▸ **DATASET CONTENT**:
•••

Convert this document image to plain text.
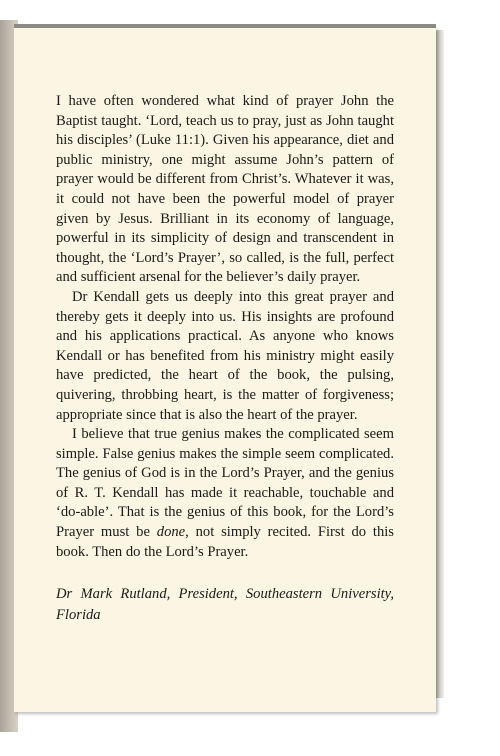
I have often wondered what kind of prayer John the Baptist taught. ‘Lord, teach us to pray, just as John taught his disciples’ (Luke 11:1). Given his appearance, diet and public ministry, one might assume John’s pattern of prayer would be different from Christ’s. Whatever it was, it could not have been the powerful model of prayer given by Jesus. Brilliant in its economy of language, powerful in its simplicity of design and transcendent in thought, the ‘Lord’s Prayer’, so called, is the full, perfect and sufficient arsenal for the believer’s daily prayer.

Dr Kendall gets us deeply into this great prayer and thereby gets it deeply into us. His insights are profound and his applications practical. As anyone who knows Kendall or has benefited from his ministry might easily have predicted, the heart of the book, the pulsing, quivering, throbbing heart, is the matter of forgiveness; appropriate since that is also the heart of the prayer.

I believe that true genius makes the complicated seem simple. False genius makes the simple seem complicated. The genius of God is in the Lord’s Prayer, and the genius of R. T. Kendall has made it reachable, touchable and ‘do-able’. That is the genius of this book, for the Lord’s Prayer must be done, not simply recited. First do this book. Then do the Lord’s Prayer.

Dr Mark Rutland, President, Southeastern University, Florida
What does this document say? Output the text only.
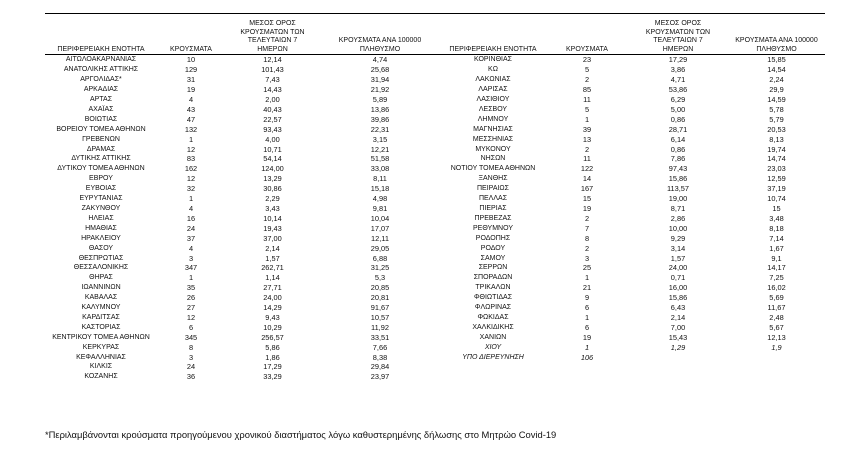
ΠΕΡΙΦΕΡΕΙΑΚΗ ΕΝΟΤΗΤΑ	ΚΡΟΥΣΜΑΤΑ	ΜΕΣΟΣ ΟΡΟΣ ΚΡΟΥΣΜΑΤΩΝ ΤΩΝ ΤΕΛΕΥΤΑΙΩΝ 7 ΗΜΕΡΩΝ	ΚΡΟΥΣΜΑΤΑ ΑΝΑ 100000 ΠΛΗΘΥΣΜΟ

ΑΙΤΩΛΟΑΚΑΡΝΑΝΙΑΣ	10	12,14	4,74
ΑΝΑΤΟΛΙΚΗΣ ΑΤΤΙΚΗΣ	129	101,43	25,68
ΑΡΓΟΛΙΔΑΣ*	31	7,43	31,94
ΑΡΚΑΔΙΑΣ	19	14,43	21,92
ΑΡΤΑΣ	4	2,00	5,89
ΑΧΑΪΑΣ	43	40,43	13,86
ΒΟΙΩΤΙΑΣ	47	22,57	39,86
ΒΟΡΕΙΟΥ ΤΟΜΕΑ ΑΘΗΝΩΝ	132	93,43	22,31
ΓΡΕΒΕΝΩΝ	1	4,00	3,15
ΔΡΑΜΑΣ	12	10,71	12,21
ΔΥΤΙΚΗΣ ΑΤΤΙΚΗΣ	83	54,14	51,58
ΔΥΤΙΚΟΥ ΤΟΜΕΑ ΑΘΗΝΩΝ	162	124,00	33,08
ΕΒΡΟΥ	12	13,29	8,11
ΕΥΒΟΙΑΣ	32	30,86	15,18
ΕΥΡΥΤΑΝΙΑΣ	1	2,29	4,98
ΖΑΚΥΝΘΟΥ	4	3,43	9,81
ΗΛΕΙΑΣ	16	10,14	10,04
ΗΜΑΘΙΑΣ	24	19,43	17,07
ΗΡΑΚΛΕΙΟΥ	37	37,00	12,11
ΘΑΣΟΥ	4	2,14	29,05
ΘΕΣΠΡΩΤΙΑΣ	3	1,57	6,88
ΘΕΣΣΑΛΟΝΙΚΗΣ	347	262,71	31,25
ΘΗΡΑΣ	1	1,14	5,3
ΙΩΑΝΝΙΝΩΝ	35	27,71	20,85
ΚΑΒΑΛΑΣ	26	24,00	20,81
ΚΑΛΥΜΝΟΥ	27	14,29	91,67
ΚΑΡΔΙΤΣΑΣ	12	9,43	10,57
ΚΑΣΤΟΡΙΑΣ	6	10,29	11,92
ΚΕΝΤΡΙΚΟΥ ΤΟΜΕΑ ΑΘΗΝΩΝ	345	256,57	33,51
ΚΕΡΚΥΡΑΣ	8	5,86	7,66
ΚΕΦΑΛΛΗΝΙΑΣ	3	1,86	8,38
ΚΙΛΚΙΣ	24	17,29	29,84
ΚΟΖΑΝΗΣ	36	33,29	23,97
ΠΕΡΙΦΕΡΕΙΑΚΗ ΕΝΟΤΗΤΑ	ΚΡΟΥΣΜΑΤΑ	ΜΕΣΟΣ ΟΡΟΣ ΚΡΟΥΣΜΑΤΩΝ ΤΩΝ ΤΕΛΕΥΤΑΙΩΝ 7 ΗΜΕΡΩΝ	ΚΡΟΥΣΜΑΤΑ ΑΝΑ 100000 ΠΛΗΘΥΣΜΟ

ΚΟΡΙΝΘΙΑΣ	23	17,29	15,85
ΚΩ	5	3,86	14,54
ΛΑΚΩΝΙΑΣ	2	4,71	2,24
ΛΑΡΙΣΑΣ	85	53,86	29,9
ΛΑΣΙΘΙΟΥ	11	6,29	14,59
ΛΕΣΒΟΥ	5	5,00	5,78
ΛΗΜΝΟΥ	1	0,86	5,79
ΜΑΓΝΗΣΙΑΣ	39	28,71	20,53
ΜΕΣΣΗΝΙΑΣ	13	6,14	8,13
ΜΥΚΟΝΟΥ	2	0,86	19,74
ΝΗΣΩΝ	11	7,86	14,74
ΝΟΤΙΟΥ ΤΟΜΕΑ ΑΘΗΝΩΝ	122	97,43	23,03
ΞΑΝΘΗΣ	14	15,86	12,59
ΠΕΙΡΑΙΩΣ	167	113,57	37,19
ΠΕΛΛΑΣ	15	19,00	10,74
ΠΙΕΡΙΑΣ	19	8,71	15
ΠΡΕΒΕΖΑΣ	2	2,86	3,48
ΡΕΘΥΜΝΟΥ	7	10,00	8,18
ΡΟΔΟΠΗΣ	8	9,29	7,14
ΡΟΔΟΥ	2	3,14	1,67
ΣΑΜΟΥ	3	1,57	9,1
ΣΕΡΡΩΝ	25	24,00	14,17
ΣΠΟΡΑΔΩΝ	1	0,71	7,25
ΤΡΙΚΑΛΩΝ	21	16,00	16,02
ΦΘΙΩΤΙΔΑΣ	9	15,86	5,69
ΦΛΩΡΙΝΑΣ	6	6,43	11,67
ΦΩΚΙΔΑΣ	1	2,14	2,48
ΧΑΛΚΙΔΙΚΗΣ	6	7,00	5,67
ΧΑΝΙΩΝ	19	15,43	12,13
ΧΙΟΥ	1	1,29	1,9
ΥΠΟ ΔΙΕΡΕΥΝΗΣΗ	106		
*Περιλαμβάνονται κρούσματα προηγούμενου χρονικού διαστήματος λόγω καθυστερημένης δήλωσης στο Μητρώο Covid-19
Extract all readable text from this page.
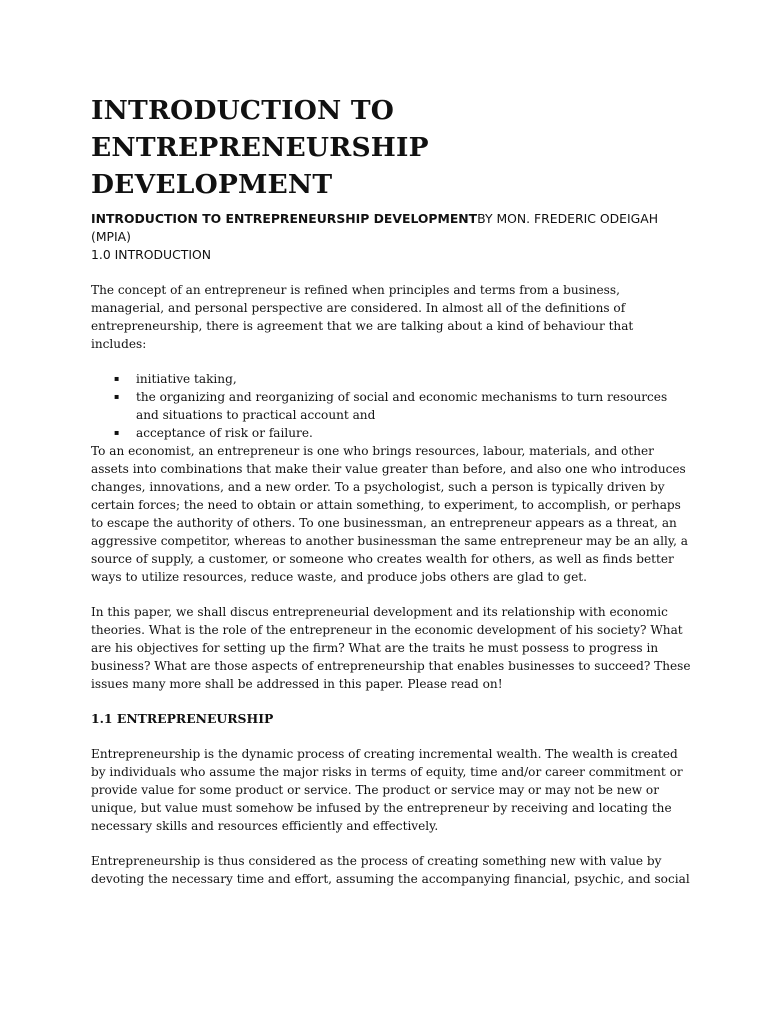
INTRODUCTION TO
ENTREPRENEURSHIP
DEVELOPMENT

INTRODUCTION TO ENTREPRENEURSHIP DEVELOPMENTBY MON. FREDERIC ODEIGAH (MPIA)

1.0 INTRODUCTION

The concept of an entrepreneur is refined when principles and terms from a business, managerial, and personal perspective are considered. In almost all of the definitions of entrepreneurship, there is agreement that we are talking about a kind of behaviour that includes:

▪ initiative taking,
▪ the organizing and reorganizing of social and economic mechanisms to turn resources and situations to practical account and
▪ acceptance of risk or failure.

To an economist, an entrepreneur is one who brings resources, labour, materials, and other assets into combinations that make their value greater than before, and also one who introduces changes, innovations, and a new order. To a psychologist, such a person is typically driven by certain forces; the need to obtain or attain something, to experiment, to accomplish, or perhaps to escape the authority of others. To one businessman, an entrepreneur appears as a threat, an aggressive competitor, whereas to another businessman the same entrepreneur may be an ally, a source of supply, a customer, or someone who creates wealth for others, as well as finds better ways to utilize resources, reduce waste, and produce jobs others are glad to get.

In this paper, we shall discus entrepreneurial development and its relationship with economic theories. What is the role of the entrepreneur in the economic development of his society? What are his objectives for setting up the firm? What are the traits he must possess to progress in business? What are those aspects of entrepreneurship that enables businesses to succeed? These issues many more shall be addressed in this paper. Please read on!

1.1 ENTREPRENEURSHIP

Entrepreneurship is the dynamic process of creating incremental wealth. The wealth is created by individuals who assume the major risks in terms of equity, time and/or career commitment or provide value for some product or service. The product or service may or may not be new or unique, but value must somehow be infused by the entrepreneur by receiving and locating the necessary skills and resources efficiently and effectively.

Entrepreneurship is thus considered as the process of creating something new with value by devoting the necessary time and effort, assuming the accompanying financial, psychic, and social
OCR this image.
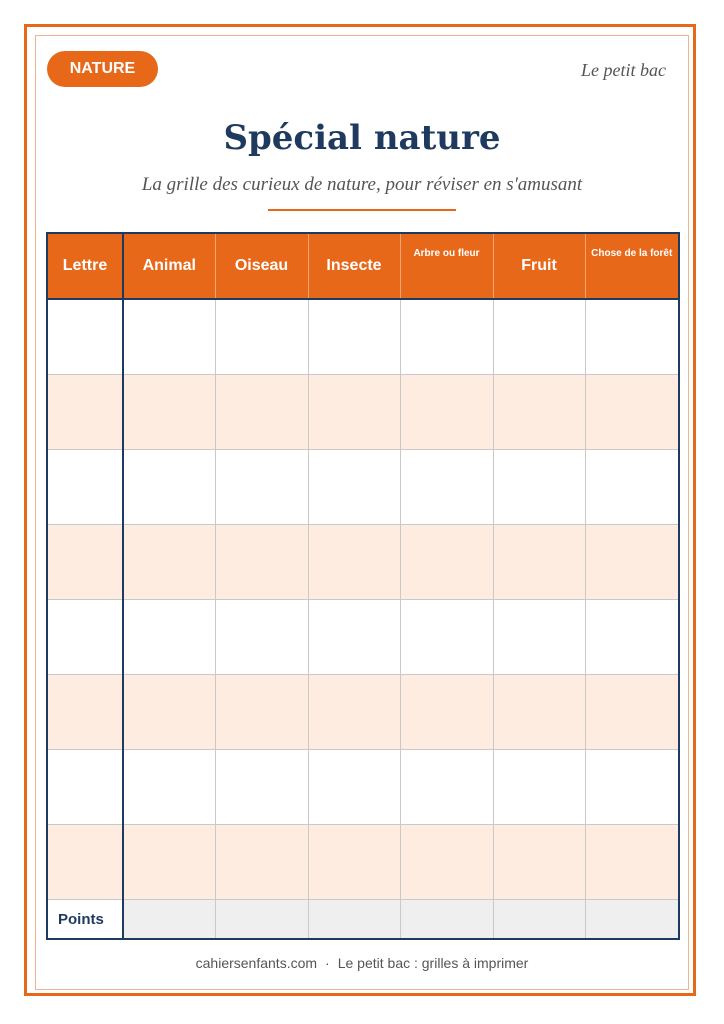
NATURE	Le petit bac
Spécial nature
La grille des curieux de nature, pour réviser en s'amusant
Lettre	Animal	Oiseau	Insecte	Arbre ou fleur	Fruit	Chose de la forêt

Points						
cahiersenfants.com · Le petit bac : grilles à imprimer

•••

▸ **EXERCISE INSTRUCTIONS**:
State how many lines of the data include the word "also", with nothing else.

▸ **EXERCISE RESPONSE**:
2